DIRECTIONS => Set out each line from the following listing that includes the word "event".

RECORDS PROVIDED =>
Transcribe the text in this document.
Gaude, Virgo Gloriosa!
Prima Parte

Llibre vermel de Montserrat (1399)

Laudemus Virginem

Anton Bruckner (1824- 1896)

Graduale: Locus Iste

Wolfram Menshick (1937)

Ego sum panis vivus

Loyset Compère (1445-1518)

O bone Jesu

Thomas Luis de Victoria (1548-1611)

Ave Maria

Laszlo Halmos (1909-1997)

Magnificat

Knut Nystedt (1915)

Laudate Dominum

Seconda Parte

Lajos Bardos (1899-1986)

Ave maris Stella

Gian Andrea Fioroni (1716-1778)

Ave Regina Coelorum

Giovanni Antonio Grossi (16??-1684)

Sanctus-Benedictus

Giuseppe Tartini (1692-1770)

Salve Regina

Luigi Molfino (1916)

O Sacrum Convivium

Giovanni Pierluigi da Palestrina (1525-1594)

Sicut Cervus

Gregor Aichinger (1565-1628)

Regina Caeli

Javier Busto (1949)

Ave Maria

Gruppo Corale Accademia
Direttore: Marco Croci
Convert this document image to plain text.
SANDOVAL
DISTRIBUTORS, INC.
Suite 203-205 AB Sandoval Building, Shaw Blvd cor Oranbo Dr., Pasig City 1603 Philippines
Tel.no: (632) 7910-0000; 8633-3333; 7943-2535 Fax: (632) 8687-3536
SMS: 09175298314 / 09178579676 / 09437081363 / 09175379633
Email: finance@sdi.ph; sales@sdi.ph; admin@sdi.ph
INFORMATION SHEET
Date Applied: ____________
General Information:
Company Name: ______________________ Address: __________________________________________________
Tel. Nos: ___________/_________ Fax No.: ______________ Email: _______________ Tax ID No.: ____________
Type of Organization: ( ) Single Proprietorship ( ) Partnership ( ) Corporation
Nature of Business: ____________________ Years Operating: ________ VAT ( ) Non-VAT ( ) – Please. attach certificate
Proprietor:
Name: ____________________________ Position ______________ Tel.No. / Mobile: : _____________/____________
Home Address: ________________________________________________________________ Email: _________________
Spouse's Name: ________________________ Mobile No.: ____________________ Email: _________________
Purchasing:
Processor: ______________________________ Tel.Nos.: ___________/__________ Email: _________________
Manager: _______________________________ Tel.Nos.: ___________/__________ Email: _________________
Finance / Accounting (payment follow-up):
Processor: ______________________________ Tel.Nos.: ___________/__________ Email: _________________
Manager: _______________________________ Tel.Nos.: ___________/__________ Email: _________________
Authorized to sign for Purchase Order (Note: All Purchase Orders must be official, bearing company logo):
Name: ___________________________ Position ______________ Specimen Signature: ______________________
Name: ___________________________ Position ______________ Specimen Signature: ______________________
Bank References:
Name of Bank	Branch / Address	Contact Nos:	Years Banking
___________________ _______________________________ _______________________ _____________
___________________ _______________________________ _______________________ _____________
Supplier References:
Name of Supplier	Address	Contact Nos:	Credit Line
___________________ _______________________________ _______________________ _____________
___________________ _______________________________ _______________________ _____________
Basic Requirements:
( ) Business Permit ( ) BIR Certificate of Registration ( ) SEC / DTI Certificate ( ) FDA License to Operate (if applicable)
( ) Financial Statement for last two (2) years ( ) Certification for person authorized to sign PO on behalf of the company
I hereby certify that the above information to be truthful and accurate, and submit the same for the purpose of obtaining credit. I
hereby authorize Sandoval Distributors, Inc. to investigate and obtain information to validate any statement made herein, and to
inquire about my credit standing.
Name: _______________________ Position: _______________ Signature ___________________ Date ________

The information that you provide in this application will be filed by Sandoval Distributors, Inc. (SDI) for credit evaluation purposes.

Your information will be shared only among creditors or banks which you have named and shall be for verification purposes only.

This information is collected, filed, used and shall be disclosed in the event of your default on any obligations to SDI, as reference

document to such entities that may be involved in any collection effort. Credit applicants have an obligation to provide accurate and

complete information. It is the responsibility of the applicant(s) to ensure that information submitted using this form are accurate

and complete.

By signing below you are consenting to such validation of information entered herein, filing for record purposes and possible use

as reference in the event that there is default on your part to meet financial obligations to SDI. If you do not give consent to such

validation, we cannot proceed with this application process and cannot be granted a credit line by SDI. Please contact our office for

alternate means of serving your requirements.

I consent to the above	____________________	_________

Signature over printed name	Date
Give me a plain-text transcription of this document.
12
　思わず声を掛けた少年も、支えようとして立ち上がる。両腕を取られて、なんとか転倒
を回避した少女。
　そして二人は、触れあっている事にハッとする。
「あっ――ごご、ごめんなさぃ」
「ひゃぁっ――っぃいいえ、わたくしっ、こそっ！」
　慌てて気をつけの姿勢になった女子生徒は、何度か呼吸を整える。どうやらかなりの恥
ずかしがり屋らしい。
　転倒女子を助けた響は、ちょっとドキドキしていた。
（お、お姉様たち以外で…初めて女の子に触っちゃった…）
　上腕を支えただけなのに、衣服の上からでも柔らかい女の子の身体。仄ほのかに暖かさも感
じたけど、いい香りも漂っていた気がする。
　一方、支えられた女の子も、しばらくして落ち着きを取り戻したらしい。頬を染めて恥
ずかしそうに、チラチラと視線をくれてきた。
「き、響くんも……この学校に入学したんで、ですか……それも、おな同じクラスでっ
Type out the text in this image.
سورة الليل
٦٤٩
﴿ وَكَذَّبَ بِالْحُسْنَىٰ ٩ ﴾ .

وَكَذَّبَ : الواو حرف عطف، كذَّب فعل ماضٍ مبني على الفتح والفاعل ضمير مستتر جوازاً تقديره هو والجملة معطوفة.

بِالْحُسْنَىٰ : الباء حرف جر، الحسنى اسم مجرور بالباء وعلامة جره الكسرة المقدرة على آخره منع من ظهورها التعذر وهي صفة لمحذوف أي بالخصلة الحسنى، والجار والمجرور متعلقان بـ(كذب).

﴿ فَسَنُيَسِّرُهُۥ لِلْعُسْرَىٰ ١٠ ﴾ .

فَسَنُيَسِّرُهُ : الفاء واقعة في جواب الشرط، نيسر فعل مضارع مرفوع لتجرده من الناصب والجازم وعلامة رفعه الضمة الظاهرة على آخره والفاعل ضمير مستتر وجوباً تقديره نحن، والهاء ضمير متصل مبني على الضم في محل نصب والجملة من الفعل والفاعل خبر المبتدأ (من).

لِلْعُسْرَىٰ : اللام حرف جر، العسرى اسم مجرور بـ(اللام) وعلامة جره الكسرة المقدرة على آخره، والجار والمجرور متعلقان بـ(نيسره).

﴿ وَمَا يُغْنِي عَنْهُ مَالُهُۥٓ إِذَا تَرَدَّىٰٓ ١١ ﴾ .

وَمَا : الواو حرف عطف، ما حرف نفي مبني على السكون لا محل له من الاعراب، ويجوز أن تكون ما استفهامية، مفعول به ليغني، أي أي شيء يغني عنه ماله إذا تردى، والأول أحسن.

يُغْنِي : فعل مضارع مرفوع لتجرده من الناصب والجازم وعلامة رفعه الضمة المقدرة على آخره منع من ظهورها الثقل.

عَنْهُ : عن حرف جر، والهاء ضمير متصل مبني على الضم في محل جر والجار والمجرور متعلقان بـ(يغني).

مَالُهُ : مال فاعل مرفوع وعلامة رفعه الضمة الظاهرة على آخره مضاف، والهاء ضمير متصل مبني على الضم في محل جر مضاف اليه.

WRITTEN ANSWER =>
This information is collected, filed, used and shall be disclosed in the event of your default on any obligations to SDI, as reference
as reference in the event that there is default on your part to meet financial obligations to SDI. If you do not give consent to such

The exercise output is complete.